## Exercise objective
Type the entries out again exactly as they read, but leave every picture behind.

━━━ Data listing

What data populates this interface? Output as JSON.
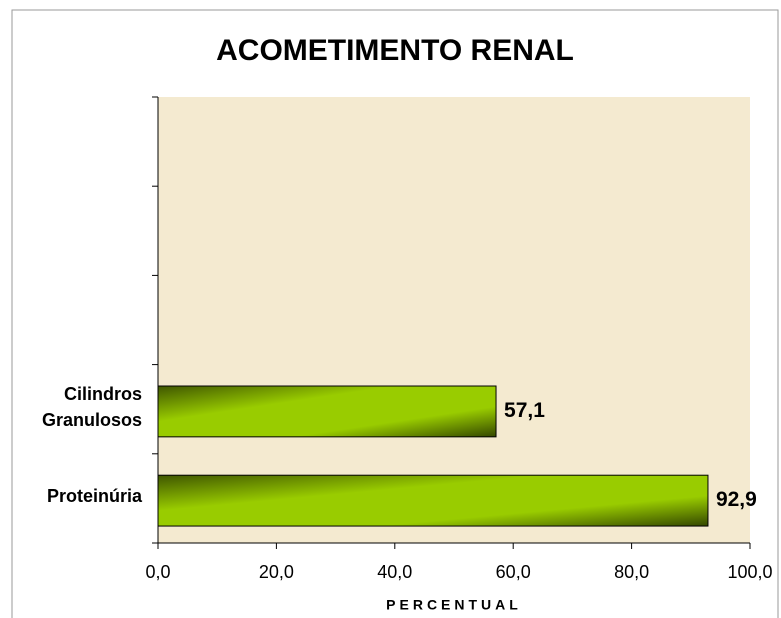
{
  "chart_data": {
    "type": "bar",
    "orientation": "horizontal",
    "title": "ACOMETIMENTO RENAL",
    "categories": [
      "Proteinúria",
      "Cilindros Granulosos",
      null,
      null,
      null
    ],
    "values": [
      92.9,
      57.1,
      null,
      null,
      null
    ],
    "value_labels": [
      "92,9",
      "57,1",
      null,
      null,
      null
    ],
    "color": "#99cc00",
    "x_label": "PERCENTUAL",
    "xlim": [
      0,
      100
    ],
    "xticks": [
      {
        "value": 0,
        "label": "0,0"
      },
      {
        "value": 20,
        "label": "20,0"
      },
      {
        "value": 40,
        "label": "40,0"
      },
      {
        "value": 60,
        "label": "60,0"
      },
      {
        "value": 80,
        "label": "80,0"
      },
      {
        "value": 100,
        "label": "100,0"
      }
    ],
    "grid": false
  }
}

━━━━━━

## Result of the task
What data populates this interface? Output as JSON.
{
  "chart_data": {
    "type": "bar",
    "orientation": "horizontal",
    "title": "ACOMETIMENTO RENAL",
    "categories": [
      "Proteinúria",
      "Cilindros Granulosos",
      null,
      null,
      null
    ],
    "values": [
      92.9,
      57.1,
      null,
      null,
      null
    ],
    "value_labels": [
      "92,9",
      "57,1",
      null,
      null,
      null
    ],
    "color": "#99cc00",
    "x_label": "PERCENTUAL",
    "xlim": [
      0,
      100
    ],
    "xticks": [
      {
        "value": 0,
        "label": "0,0"
      },
      {
        "value": 20,
        "label": "20,0"
      },
      {
        "value": 40,
        "label": "40,0"
      },
      {
        "value": 60,
        "label": "60,0"
      },
      {
        "value": 80,
        "label": "80,0"
      },
      {
        "value": 100,
        "label": "100,0"
      }
    ],
    "grid": false
  }
}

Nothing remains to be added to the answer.